- Brief
Your task is to gather the lines below that hold the string "Rate".

- Structured figure records
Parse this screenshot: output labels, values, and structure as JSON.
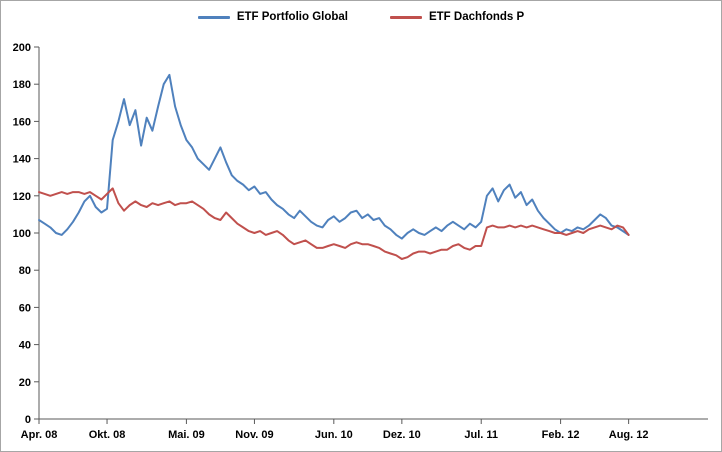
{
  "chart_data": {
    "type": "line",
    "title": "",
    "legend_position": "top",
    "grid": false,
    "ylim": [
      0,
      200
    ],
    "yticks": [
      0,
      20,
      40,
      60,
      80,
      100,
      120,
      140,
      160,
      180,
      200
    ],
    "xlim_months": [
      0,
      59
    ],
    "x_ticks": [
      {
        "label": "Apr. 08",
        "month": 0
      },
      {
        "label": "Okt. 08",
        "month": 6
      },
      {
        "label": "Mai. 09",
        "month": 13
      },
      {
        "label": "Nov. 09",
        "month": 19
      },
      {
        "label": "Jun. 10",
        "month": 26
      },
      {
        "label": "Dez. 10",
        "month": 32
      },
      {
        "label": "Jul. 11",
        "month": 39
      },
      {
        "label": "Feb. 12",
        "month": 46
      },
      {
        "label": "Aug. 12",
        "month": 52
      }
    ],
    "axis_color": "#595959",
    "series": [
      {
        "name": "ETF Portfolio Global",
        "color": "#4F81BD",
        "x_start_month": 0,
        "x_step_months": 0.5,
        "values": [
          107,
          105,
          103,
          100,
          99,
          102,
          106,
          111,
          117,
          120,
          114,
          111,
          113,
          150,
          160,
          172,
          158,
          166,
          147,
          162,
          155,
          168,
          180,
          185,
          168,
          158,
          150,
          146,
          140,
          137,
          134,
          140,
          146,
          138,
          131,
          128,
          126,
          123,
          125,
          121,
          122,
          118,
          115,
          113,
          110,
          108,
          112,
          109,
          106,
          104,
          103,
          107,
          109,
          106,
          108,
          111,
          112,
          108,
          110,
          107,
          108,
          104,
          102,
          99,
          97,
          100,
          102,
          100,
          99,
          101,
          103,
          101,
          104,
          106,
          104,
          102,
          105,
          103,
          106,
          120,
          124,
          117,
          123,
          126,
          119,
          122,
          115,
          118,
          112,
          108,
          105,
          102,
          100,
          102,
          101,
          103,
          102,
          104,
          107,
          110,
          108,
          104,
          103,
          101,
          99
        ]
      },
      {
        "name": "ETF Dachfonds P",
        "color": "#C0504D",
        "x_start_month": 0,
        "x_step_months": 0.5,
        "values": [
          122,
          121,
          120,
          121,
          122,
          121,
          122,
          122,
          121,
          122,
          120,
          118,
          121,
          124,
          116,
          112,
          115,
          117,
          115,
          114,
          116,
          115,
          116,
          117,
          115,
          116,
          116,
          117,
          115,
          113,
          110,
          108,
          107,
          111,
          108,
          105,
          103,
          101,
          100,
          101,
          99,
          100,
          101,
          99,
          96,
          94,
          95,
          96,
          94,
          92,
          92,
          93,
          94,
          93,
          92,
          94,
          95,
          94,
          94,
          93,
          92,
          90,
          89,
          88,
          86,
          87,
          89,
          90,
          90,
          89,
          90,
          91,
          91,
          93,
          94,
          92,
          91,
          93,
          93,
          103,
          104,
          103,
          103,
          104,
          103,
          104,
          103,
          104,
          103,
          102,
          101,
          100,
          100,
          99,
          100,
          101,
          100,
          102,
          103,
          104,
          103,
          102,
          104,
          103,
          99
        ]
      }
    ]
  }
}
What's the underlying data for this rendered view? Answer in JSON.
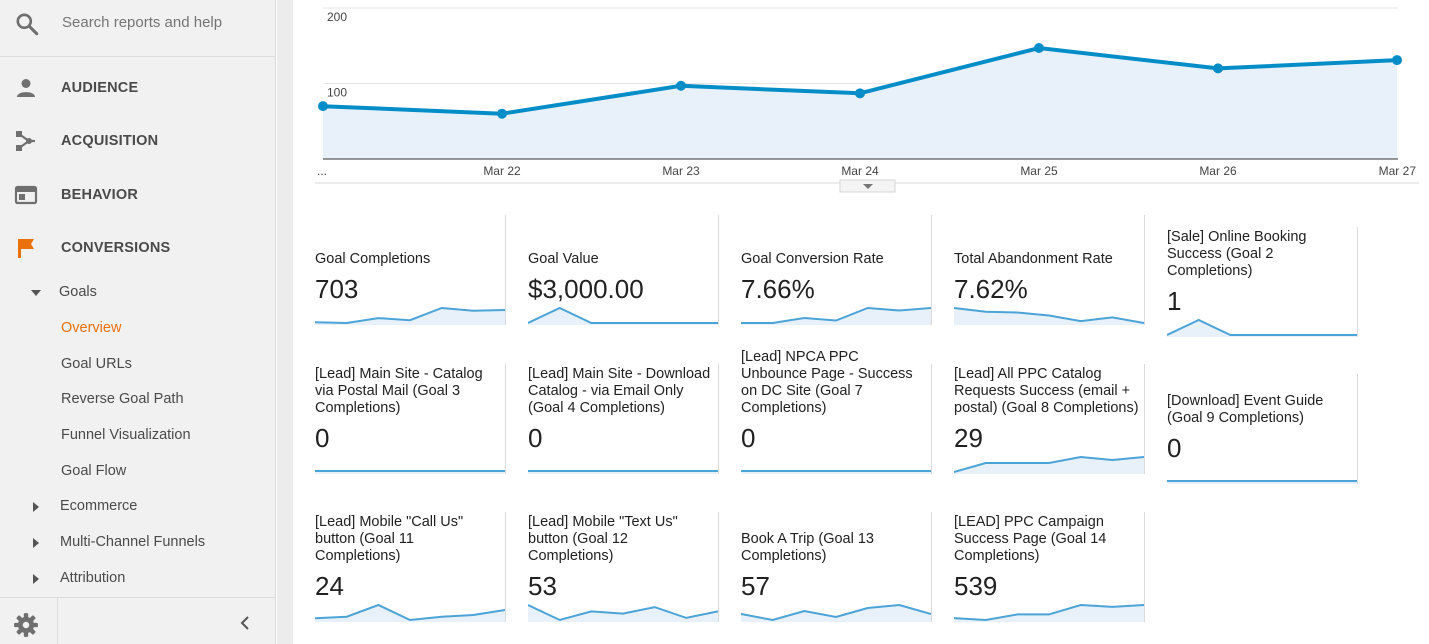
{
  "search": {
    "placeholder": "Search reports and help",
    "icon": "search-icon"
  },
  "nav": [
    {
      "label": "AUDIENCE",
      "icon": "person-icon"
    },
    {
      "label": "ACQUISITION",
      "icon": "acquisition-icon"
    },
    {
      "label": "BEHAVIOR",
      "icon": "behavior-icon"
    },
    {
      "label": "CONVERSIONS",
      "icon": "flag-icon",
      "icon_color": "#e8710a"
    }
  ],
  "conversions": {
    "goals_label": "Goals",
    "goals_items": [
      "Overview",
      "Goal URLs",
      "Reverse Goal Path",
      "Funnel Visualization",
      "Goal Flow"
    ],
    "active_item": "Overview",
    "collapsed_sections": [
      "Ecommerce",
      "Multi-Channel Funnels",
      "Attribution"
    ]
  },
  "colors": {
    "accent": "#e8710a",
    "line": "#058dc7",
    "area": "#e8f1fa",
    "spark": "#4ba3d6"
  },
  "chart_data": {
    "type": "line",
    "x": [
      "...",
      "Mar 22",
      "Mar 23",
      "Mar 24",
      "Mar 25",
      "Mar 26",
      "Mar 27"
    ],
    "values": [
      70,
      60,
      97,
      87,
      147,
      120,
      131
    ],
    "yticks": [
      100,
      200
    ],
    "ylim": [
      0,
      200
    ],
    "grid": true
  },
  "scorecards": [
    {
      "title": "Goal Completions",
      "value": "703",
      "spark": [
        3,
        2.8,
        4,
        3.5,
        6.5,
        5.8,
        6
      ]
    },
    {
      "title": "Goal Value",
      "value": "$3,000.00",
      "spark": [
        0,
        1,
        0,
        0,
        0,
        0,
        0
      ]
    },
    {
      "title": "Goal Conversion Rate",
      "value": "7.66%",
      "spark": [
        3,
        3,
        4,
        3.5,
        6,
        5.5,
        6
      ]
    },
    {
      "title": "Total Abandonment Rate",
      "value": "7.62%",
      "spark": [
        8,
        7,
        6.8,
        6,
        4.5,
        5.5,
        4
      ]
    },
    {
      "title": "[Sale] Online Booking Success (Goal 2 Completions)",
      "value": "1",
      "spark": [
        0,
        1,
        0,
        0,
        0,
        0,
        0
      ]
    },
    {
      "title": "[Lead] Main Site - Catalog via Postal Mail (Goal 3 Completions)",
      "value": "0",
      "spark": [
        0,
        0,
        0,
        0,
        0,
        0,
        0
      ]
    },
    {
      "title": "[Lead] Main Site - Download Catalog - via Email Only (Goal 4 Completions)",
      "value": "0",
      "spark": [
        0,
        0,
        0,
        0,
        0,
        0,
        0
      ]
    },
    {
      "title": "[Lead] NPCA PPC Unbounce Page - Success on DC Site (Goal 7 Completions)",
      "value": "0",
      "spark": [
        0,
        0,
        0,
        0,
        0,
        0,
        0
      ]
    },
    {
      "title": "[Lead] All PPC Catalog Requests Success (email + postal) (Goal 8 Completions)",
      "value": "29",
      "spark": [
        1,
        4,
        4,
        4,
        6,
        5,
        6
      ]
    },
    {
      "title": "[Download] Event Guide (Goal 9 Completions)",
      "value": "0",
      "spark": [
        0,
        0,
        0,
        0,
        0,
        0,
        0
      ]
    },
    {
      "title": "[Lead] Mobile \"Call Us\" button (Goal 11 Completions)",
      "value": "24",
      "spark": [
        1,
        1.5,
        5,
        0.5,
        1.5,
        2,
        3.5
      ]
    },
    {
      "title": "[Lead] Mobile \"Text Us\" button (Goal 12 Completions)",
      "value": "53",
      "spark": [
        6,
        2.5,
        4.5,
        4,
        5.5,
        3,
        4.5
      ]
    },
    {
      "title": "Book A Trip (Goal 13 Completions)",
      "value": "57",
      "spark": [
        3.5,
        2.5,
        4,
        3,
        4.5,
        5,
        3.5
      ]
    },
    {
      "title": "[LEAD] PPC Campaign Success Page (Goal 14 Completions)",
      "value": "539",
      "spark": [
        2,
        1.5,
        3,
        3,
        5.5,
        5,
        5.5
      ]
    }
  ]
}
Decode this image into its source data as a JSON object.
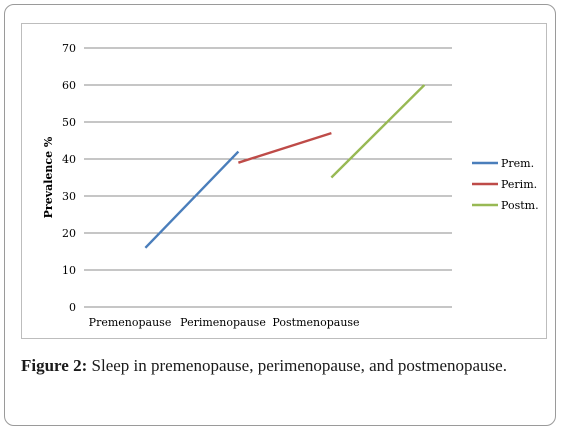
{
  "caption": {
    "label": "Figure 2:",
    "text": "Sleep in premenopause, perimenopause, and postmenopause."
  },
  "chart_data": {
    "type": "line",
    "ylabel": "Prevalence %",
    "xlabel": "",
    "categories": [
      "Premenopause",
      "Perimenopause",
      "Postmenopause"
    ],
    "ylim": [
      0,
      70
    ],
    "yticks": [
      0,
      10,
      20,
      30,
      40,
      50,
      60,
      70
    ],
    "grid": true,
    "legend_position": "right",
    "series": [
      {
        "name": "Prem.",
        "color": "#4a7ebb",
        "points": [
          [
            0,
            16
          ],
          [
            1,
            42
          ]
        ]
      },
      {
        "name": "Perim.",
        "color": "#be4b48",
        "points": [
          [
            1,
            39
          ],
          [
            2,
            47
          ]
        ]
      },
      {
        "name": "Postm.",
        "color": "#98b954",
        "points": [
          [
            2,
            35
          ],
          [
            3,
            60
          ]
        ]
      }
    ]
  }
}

- Written solution
      "title": "Goal Conversion Rate",
      "title": "Total Abandonment Rate",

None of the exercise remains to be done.